* _What to produce_:
What is needed here is an exact copy of every entry.

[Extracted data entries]
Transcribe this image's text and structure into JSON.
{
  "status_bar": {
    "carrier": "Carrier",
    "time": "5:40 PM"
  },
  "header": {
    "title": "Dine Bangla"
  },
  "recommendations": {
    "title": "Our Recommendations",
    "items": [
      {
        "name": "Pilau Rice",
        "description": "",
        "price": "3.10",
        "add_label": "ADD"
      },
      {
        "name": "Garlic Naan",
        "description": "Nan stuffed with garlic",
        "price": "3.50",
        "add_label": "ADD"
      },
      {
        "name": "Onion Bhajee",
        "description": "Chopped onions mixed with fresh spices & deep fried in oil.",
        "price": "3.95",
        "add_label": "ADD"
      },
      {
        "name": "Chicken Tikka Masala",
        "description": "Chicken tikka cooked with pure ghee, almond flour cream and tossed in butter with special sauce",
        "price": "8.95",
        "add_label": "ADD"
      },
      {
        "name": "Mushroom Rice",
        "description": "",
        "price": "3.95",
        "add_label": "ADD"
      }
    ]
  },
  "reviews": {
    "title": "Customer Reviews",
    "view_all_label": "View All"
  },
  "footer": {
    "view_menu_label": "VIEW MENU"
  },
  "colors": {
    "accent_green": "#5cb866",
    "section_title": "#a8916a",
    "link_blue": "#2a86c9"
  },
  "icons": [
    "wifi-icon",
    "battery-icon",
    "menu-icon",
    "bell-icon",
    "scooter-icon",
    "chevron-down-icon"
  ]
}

* _Result of this exercise_:
Transcribe this image's text and structure into JSON.
{
  "status_bar": {
    "carrier": "Carrier",
    "time": "5:40 PM"
  },
  "header": {
    "title": "Dine Bangla"
  },
  "recommendations": {
    "title": "Our Recommendations",
    "items": [
      {
        "name": "Pilau Rice",
        "description": "",
        "price": "3.10",
        "add_label": "ADD"
      },
      {
        "name": "Garlic Naan",
        "description": "Nan stuffed with garlic",
        "price": "3.50",
        "add_label": "ADD"
      },
      {
        "name": "Onion Bhajee",
        "description": "Chopped onions mixed with fresh spices & deep fried in oil.",
        "price": "3.95",
        "add_label": "ADD"
      },
      {
        "name": "Chicken Tikka Masala",
        "description": "Chicken tikka cooked with pure ghee, almond flour cream and tossed in butter with special sauce",
        "price": "8.95",
        "add_label": "ADD"
      },
      {
        "name": "Mushroom Rice",
        "description": "",
        "price": "3.95",
        "add_label": "ADD"
      }
    ]
  },
  "reviews": {
    "title": "Customer Reviews",
    "view_all_label": "View All"
  },
  "footer": {
    "view_menu_label": "VIEW MENU"
  },
  "colors": {
    "accent_green": "#5cb866",
    "section_title": "#a8916a",
    "link_blue": "#2a86c9"
  },
  "icons": [
    "wifi-icon",
    "battery-icon",
    "menu-icon",
    "bell-icon",
    "scooter-icon",
    "chevron-down-icon"
  ]
}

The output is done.